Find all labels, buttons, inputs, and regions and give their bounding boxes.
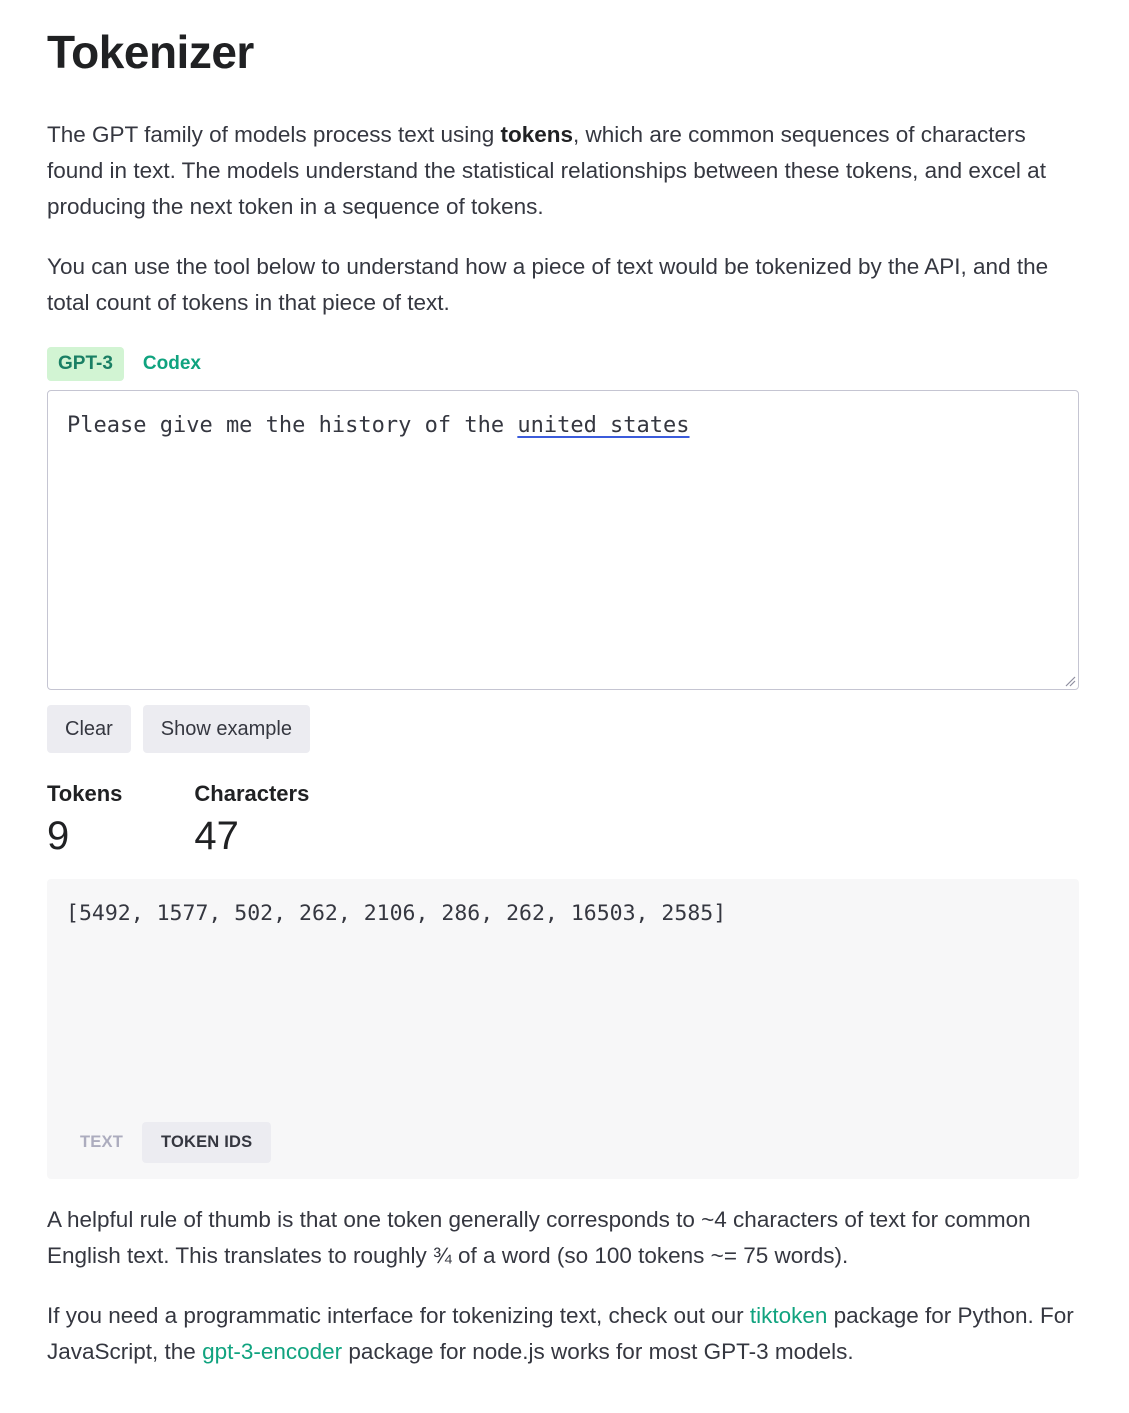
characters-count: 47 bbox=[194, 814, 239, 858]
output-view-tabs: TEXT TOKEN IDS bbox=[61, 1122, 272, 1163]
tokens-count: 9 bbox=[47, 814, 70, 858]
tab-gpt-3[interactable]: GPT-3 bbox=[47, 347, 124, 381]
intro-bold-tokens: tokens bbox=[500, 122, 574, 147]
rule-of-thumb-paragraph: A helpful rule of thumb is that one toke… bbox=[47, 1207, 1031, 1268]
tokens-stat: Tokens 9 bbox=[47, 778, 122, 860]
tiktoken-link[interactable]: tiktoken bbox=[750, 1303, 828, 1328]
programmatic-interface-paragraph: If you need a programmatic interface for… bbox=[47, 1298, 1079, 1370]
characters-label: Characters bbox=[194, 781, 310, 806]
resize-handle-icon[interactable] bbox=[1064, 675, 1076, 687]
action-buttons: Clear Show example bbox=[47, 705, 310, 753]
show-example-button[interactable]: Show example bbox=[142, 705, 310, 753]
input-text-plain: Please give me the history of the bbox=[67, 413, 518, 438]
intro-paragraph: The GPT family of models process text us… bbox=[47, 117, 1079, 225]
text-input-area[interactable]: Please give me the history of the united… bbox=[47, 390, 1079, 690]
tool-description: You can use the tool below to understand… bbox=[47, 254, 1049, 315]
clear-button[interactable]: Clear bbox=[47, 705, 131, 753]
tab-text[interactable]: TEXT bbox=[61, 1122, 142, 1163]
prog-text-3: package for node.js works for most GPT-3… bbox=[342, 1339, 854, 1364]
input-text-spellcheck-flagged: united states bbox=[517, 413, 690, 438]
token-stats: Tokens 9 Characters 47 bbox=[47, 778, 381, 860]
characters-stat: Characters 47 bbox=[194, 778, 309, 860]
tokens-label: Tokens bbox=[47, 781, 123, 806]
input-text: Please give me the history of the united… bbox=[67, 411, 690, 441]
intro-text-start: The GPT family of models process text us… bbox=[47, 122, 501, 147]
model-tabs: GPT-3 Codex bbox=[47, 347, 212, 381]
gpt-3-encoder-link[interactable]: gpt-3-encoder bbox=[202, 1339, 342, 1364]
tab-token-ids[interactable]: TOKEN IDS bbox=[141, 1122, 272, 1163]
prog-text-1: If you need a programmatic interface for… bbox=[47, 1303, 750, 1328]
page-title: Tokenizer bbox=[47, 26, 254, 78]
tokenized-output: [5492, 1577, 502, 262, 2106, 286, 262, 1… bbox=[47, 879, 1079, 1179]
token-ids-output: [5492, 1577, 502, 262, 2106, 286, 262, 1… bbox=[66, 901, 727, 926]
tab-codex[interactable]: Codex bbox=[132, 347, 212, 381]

################

> _Description of the task_: Lay out every row above as a numbered list, dropping blank lines and leaving the picture out.

> _Exercise answer_:
1. Find all labels, buttons, inputs, and regions and give their bounding boxes.
2. characters-count: 47 bbox=[194, 814, 239, 858]
3. output-view-tabs: TEXT TOKEN IDS bbox=[61, 1122, 272, 1163]
4. tokens-count: 9 bbox=[47, 814, 70, 858]
5. tab-gpt-3[interactable]: GPT-3 bbox=[47, 347, 124, 381]
6. intro-bold-tokens: tokens bbox=[500, 122, 574, 147]
7. rule-of-thumb-paragraph: A helpful rule of thumb is that one toke… bbox=[47, 1207, 1031, 1268]
8. tokens-stat: Tokens 9 bbox=[47, 778, 122, 860]
9. tiktoken-link[interactable]: tiktoken bbox=[750, 1303, 828, 1328]
10. programmatic-interface-paragraph: If you need a programmatic interface for… bbox=[47, 1298, 1079, 1370]
11. characters-label: Characters bbox=[194, 781, 310, 806]
12. resize-handle-icon[interactable] bbox=[1064, 675, 1076, 687]
13. action-buttons: Clear Show example bbox=[47, 705, 310, 753]
14. show-example-button[interactable]: Show example bbox=[142, 705, 310, 753]
15. input-text-plain: Please give me the history of the bbox=[67, 413, 518, 438]
16. intro-paragraph: The GPT family of models process text us… bbox=[47, 117, 1079, 225]
17. text-input-area[interactable]: Please give me the history of the united… bbox=[47, 390, 1079, 690]
18. tool-description: You can use the tool below to understand… bbox=[47, 254, 1049, 315]
19. clear-button[interactable]: Clear bbox=[47, 705, 131, 753]
20. tab-text[interactable]: TEXT bbox=[61, 1122, 142, 1163]
21. prog-text-3: package for node.js works for most GPT-3… bbox=[342, 1339, 854, 1364]
22. input-text-spellcheck-flagged: united states bbox=[517, 413, 690, 438]
23. token-stats: Tokens 9 Characters 47 bbox=[47, 778, 381, 860]
24. characters-stat: Characters 47 bbox=[194, 778, 309, 860]
25. tokens-label: Tokens bbox=[47, 781, 123, 806]
26. input-text: Please give me the history of the united… bbox=[67, 411, 690, 441]
27. intro-text-start: The GPT family of models process text us… bbox=[47, 122, 501, 147]
28. model-tabs: GPT-3 Codex bbox=[47, 347, 212, 381]
29. gpt-3-encoder-link[interactable]: gpt-3-encoder bbox=[202, 1339, 342, 1364]
30. tab-token-ids[interactable]: TOKEN IDS bbox=[141, 1122, 272, 1163]
31. prog-text-1: If you need a programmatic interface for… bbox=[47, 1303, 750, 1328]
32. page-title: Tokenizer bbox=[47, 26, 254, 78]
33. tokenized-output: [5492, 1577, 502, 262, 2106, 286, 262, 1… bbox=[47, 879, 1079, 1179]
34. token-ids-output: [5492, 1577, 502, 262, 2106, 286, 262, 1… bbox=[66, 901, 727, 926]
35. tab-codex[interactable]: Codex bbox=[132, 347, 212, 381]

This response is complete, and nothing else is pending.